### INSTRUCTION
Copy out the listing that follows, exact in every word, and skip the images.
++++
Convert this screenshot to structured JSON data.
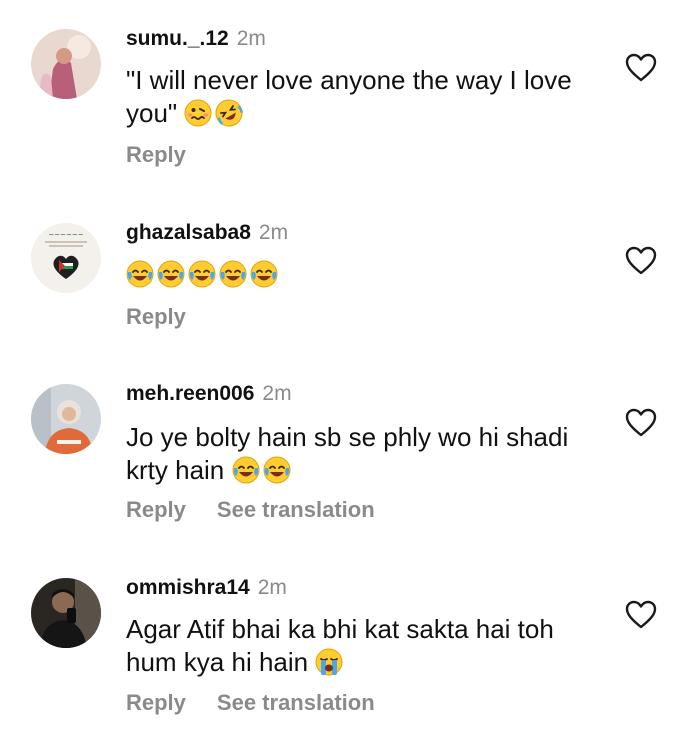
{
  "comments": [
    {
      "username": "sumu._.12",
      "time": "2m",
      "text": "\"I will never love anyone the way I love you\"",
      "emojis": [
        "woozy-face",
        "rofl"
      ],
      "reply_label": "Reply",
      "translate_label": ""
    },
    {
      "username": "ghazalsaba8",
      "time": "2m",
      "text": "",
      "emojis": [
        "joy",
        "joy",
        "joy",
        "joy",
        "joy"
      ],
      "reply_label": "Reply",
      "translate_label": ""
    },
    {
      "username": "meh.reen006",
      "time": "2m",
      "text": "Jo ye bolty hain sb se phly wo hi shadi krty hain",
      "emojis": [
        "joy",
        "joy"
      ],
      "reply_label": "Reply",
      "translate_label": "See translation"
    },
    {
      "username": "ommishra14",
      "time": "2m",
      "text": "Agar Atif bhai ka bhi kat sakta hai toh hum kya hi hain",
      "emojis": [
        "loudly-crying"
      ],
      "reply_label": "Reply",
      "translate_label": "See translation"
    }
  ],
  "colors": {
    "text": "#111111",
    "muted": "#8a8a8a",
    "emoji_yellow": "#ffcc33",
    "tear_blue": "#4aa8e8"
  }
}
++++
### FINAL RESULT
Convert this screenshot to structured JSON data.
{
  "comments": [
    {
      "username": "sumu._.12",
      "time": "2m",
      "text": "\"I will never love anyone the way I love you\"",
      "emojis": [
        "woozy-face",
        "rofl"
      ],
      "reply_label": "Reply",
      "translate_label": ""
    },
    {
      "username": "ghazalsaba8",
      "time": "2m",
      "text": "",
      "emojis": [
        "joy",
        "joy",
        "joy",
        "joy",
        "joy"
      ],
      "reply_label": "Reply",
      "translate_label": ""
    },
    {
      "username": "meh.reen006",
      "time": "2m",
      "text": "Jo ye bolty hain sb se phly wo hi shadi krty hain",
      "emojis": [
        "joy",
        "joy"
      ],
      "reply_label": "Reply",
      "translate_label": "See translation"
    },
    {
      "username": "ommishra14",
      "time": "2m",
      "text": "Agar Atif bhai ka bhi kat sakta hai toh hum kya hi hain",
      "emojis": [
        "loudly-crying"
      ],
      "reply_label": "Reply",
      "translate_label": "See translation"
    }
  ],
  "colors": {
    "text": "#111111",
    "muted": "#8a8a8a",
    "emoji_yellow": "#ffcc33",
    "tear_blue": "#4aa8e8"
  }
}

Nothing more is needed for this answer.